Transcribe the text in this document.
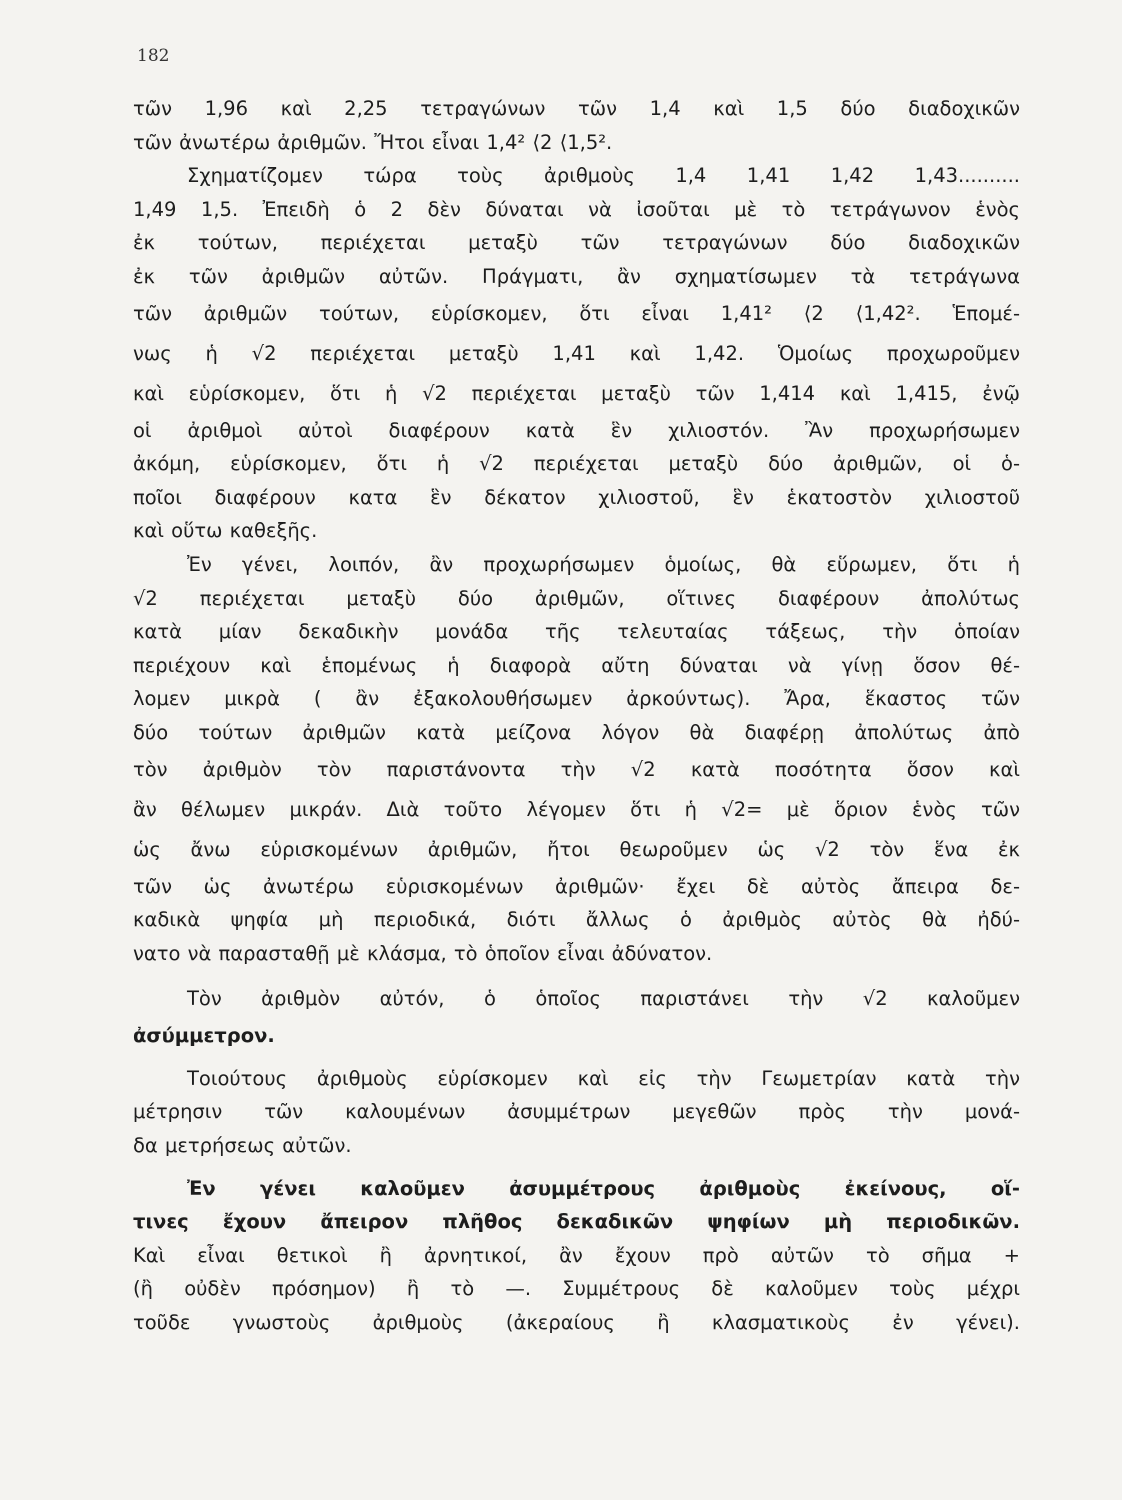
182
τῶν 1,96 καὶ 2,25 τετραγώνων τῶν 1,4 καὶ 1,5 δύο διαδοχικῶν
τῶν ἀνωτέρω ἀριθμῶν. Ἤτοι εἶναι 1,4² ⟨2 ⟨1,5².
Σχηματίζομεν τώρα τοὺς ἀριθμοὺς 1,4 1,41 1,42 1,43..........
1,49 1,5. Ἐπειδὴ ὁ 2 δὲν δύναται νὰ ἰσοῦται μὲ τὸ τετράγωνον ἑνὸς
ἐκ τούτων, περιέχεται μεταξὺ τῶν τετραγώνων δύο διαδοχικῶν
ἐκ τῶν ἀριθμῶν αὐτῶν. Πράγματι, ἂν σχηματίσωμεν τὰ τετράγωνα
τῶν ἀριθμῶν τούτων, εὑρίσκομεν, ὅτι εἶναι 1,41² ⟨2 ⟨1,42². Ἑπομέ-
νως ἡ √2 περιέχεται μεταξὺ 1,41 καὶ 1,42. Ὁμοίως προχωροῦμεν
καὶ εὑρίσκομεν, ὅτι ἡ √2 περιέχεται μεταξὺ τῶν 1,414 καὶ 1,415, ἐνῷ
οἱ ἀριθμοὶ αὐτοὶ διαφέρουν κατὰ ἓν χιλιοστόν. Ἂν προχωρήσωμεν
ἀκόμη, εὑρίσκομεν, ὅτι ἡ √2 περιέχεται μεταξὺ δύο ἀριθμῶν, οἱ ὁ-
ποῖοι διαφέρουν κατα ἓν δέκατον χιλιοστοῦ, ἓν ἑκατοστὸν χιλιοστοῦ
καὶ οὕτω καθεξῆς.
Ἐν γένει, λοιπόν, ἂν προχωρήσωμεν ὁμοίως, θὰ εὕρωμεν, ὅτι ἡ
√2 περιέχεται μεταξὺ δύο ἀριθμῶν, οἵτινες διαφέρουν ἀπολύτως
κατὰ μίαν δεκαδικὴν μονάδα τῆς τελευταίας τάξεως, τὴν ὁποίαν
περιέχουν καὶ ἑπομένως ἡ διαφορὰ αὔτη δύναται νὰ γίνῃ ὅσον θέ-
λομεν μικρὰ ( ἂν ἐξακολουθήσωμεν ἀρκούντως). Ἄρα, ἕκαστος τῶν
δύο τούτων ἀριθμῶν κατὰ μείζονα λόγον θὰ διαφέρῃ ἀπολύτως ἀπὸ
τὸν ἀριθμὸν τὸν παριστάνοντα τὴν √2 κατὰ ποσότητα ὅσον καὶ
ἂν θέλωμεν μικράν. Διὰ τοῦτο λέγομεν ὅτι ἡ √2= μὲ ὅριον ἑνὸς τῶν
ὡς ἄνω εὑρισκομένων ἀριθμῶν, ἤτοι θεωροῦμεν ὡς √2 τὸν ἕνα ἐκ
τῶν ὡς ἀνωτέρω εὑρισκομένων ἀριθμῶν· ἔχει δὲ αὐτὸς ἄπειρα δε-
καδικὰ ψηφία μὴ περιοδικά, διότι ἄλλως ὁ ἀριθμὸς αὐτὸς θὰ ἠδύ-
νατο νὰ παρασταθῇ μὲ κλάσμα, τὸ ὁποῖον εἶναι ἀδύνατον.
Τὸν ἀριθμὸν αὐτόν, ὁ ὁποῖος παριστάνει τὴν √2 καλοῦμεν
ἀσύμμετρον.
Τοιούτους ἀριθμοὺς εὑρίσκομεν καὶ εἰς τὴν Γεωμετρίαν κατὰ τὴν
μέτρησιν τῶν καλουμένων ἀσυμμέτρων μεγεθῶν πρὸς τὴν μονά-
δα μετρήσεως αὐτῶν.
Ἐν γένει καλοῦμεν ἀσυμμέτρους ἀριθμοὺς ἐκείνους, οἵ-
τινες ἔχουν ἄπειρον πλῆθος δεκαδικῶν ψηφίων μὴ περιοδικῶν.
Καὶ εἶναι θετικοὶ ἢ ἀρνητικοί, ἂν ἔχουν πρὸ αὐτῶν τὸ σῆμα +
(ἢ οὐδὲν πρόσημον) ἢ τὸ —. Συμμέτρους δὲ καλοῦμεν τοὺς μέχρι
τοῦδε γνωστοὺς ἀριθμοὺς (ἀκεραίους ἢ κλασματικοὺς ἐν γένει).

════

#### Given exercise
Each line of the data is to be duplicated exactly; pictures stay out of the copy.

#### Result
Transcribe the text in this document.
182
τῶν 1,96 καὶ 2,25 τετραγώνων τῶν 1,4 καὶ 1,5 δύο διαδοχικῶν
τῶν ἀνωτέρω ἀριθμῶν. Ἤτοι εἶναι 1,4² ⟨2 ⟨1,5².
Σχηματίζομεν τώρα τοὺς ἀριθμοὺς 1,4 1,41 1,42 1,43..........
1,49 1,5. Ἐπειδὴ ὁ 2 δὲν δύναται νὰ ἰσοῦται μὲ τὸ τετράγωνον ἑνὸς
ἐκ τούτων, περιέχεται μεταξὺ τῶν τετραγώνων δύο διαδοχικῶν
ἐκ τῶν ἀριθμῶν αὐτῶν. Πράγματι, ἂν σχηματίσωμεν τὰ τετράγωνα
τῶν ἀριθμῶν τούτων, εὑρίσκομεν, ὅτι εἶναι 1,41² ⟨2 ⟨1,42². Ἑπομέ-
νως ἡ √2 περιέχεται μεταξὺ 1,41 καὶ 1,42. Ὁμοίως προχωροῦμεν
καὶ εὑρίσκομεν, ὅτι ἡ √2 περιέχεται μεταξὺ τῶν 1,414 καὶ 1,415, ἐνῷ
οἱ ἀριθμοὶ αὐτοὶ διαφέρουν κατὰ ἓν χιλιοστόν. Ἂν προχωρήσωμεν
ἀκόμη, εὑρίσκομεν, ὅτι ἡ √2 περιέχεται μεταξὺ δύο ἀριθμῶν, οἱ ὁ-
ποῖοι διαφέρουν κατα ἓν δέκατον χιλιοστοῦ, ἓν ἑκατοστὸν χιλιοστοῦ
καὶ οὕτω καθεξῆς.
Ἐν γένει, λοιπόν, ἂν προχωρήσωμεν ὁμοίως, θὰ εὕρωμεν, ὅτι ἡ
√2 περιέχεται μεταξὺ δύο ἀριθμῶν, οἵτινες διαφέρουν ἀπολύτως
κατὰ μίαν δεκαδικὴν μονάδα τῆς τελευταίας τάξεως, τὴν ὁποίαν
περιέχουν καὶ ἑπομένως ἡ διαφορὰ αὔτη δύναται νὰ γίνῃ ὅσον θέ-
λομεν μικρὰ ( ἂν ἐξακολουθήσωμεν ἀρκούντως). Ἄρα, ἕκαστος τῶν
δύο τούτων ἀριθμῶν κατὰ μείζονα λόγον θὰ διαφέρῃ ἀπολύτως ἀπὸ
τὸν ἀριθμὸν τὸν παριστάνοντα τὴν √2 κατὰ ποσότητα ὅσον καὶ
ἂν θέλωμεν μικράν. Διὰ τοῦτο λέγομεν ὅτι ἡ √2= μὲ ὅριον ἑνὸς τῶν
ὡς ἄνω εὑρισκομένων ἀριθμῶν, ἤτοι θεωροῦμεν ὡς √2 τὸν ἕνα ἐκ
τῶν ὡς ἀνωτέρω εὑρισκομένων ἀριθμῶν· ἔχει δὲ αὐτὸς ἄπειρα δε-
καδικὰ ψηφία μὴ περιοδικά, διότι ἄλλως ὁ ἀριθμὸς αὐτὸς θὰ ἠδύ-
νατο νὰ παρασταθῇ μὲ κλάσμα, τὸ ὁποῖον εἶναι ἀδύνατον.
Τὸν ἀριθμὸν αὐτόν, ὁ ὁποῖος παριστάνει τὴν √2 καλοῦμεν
ἀσύμμετρον.
Τοιούτους ἀριθμοὺς εὑρίσκομεν καὶ εἰς τὴν Γεωμετρίαν κατὰ τὴν
μέτρησιν τῶν καλουμένων ἀσυμμέτρων μεγεθῶν πρὸς τὴν μονά-
δα μετρήσεως αὐτῶν.
Ἐν γένει καλοῦμεν ἀσυμμέτρους ἀριθμοὺς ἐκείνους, οἵ-
τινες ἔχουν ἄπειρον πλῆθος δεκαδικῶν ψηφίων μὴ περιοδικῶν.
Καὶ εἶναι θετικοὶ ἢ ἀρνητικοί, ἂν ἔχουν πρὸ αὐτῶν τὸ σῆμα +
(ἢ οὐδὲν πρόσημον) ἢ τὸ —. Συμμέτρους δὲ καλοῦμεν τοὺς μέχρι
τοῦδε γνωστοὺς ἀριθμοὺς (ἀκεραίους ἢ κλασματικοὺς ἐν γένει).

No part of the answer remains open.